Celebrato lo scorso 11 ottobre nella cattedrale di Santa Maria il battesimo del piccolo Paoletto, secondogenito della nostra amica di redazione Francesca Leone. Un’ assemblea festosa e gioiosa perché col battesimo di Paolo si è voluto festeggiare la VITA. Dopo la celebrazione della Santa Messa, presieduta da don Francesco Fruscio con la presenza del diacono Riccardo Losappio, direttore dell’Ufficio Comunicazioni Sociali è iniziato il rito del Battesimo, amministrato da Don Angelo Dipasquale. Padrino e madrina del piccolo Paoletto sono stati il prof. Filippo Maria Boscia e sua moglie dott.ssa Marienza Rossi. Li ricordiamo per il loro impegno a difesa della vita nel pieno rispetto della dignità umana.
Il prof. Boscia, già Direttore del Dipartimento Materno-Infantile e Fisiopatologia della Riproduzione Umana all’Ospedale Di Venere, attualmente in servizio presso l’Ospedale Santa Maria a Bari, nonchè Presidente Nazionale dei Medici Cattolici Italiani (AMCI), è uno dei più grandi esperti di bioetica nel panorama nazionale. L’amicizia col prof. Boscia è un’amicizia nata spontaneamente nel corso delle visite mediche alle quali si è sottoposta la mamma di Paoletto in corso di gravidanza. Nell’immaginario collettivo si ritiene che la madre debba essere seguita solo dal punto di vista fisico, in realtà, va sostenuta, innanzitutto, dal punto di vista psicologico e perché no, dal punto di vista spirituale, perché ciò che si sta compiendo nel grembo materno è qualcosa di grandioso. Mai dimenticare la relazione medico-paziente che nell’ottica cristiana si presenta come luogo di aiuto e promotrice di resilienza in grado di aiutare le persone a superare con la preghiera, le tante fragilità e difficoltà, facendo percepire a tanti, gli aspetti terapeutici della fede.

• Compito da svolgere: Trascrivi di nuovo il passo dell'articolo sul battesimo che va da "Celebrato lo scorso" fino a "della dignità umana.", e sostituisci "Paoletto" con "Paolino".

• Voci di dati estratte:
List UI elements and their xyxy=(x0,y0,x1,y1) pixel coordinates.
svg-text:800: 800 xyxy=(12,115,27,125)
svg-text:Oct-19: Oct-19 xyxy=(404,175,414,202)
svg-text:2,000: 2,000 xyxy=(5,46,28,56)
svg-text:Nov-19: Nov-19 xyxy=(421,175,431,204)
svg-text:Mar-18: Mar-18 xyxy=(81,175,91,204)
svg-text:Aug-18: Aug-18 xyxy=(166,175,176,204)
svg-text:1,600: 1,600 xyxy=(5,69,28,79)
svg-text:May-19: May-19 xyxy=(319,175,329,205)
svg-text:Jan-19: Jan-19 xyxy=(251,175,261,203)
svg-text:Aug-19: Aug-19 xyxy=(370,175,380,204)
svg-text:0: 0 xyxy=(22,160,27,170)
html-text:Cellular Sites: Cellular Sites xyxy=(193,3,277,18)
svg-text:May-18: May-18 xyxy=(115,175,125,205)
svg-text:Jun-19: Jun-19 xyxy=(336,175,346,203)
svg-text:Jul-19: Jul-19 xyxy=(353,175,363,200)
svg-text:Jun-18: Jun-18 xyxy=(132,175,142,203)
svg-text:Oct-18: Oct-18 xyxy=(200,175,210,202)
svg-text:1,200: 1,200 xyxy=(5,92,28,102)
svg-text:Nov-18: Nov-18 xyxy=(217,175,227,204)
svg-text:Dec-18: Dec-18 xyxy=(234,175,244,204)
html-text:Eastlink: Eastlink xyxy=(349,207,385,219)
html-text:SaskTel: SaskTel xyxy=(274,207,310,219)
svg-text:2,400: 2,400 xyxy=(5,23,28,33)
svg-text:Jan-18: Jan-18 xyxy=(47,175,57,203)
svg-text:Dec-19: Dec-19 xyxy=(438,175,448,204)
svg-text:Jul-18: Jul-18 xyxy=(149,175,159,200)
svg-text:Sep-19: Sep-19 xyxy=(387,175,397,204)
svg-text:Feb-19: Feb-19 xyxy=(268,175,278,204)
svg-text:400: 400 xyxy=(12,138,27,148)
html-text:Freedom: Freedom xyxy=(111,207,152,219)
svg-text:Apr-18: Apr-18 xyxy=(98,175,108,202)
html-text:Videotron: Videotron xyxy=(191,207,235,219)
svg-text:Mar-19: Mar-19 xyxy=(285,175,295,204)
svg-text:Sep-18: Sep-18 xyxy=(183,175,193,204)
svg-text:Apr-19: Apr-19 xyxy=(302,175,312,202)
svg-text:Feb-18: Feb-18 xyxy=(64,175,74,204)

• Risposta al compito:
Celebrato lo scorso 11 ottobre nella cattedrale di Santa Maria il battesimo del piccolo Paolino, secondogenito della nostra amica di redazione Francesca Leone. Un’ assemblea festosa e gioiosa perché col battesimo di Paolo si è voluto festeggiare la VITA. Dopo la celebrazione della Santa Messa, presieduta da don Francesco Fruscio con la presenza del diacono Riccardo Losappio, direttore dell’Ufficio Comunicazioni Sociali è iniziato il rito del Battesimo, amministrato da Don Angelo Dipasquale. Padrino e madrina del piccolo Paolino sono stati il prof. Filippo Maria Boscia e sua moglie dott.ssa Marienza Rossi. Li ricordiamo per il loro impegno a difesa della vita nel pieno rispetto della dignità umana.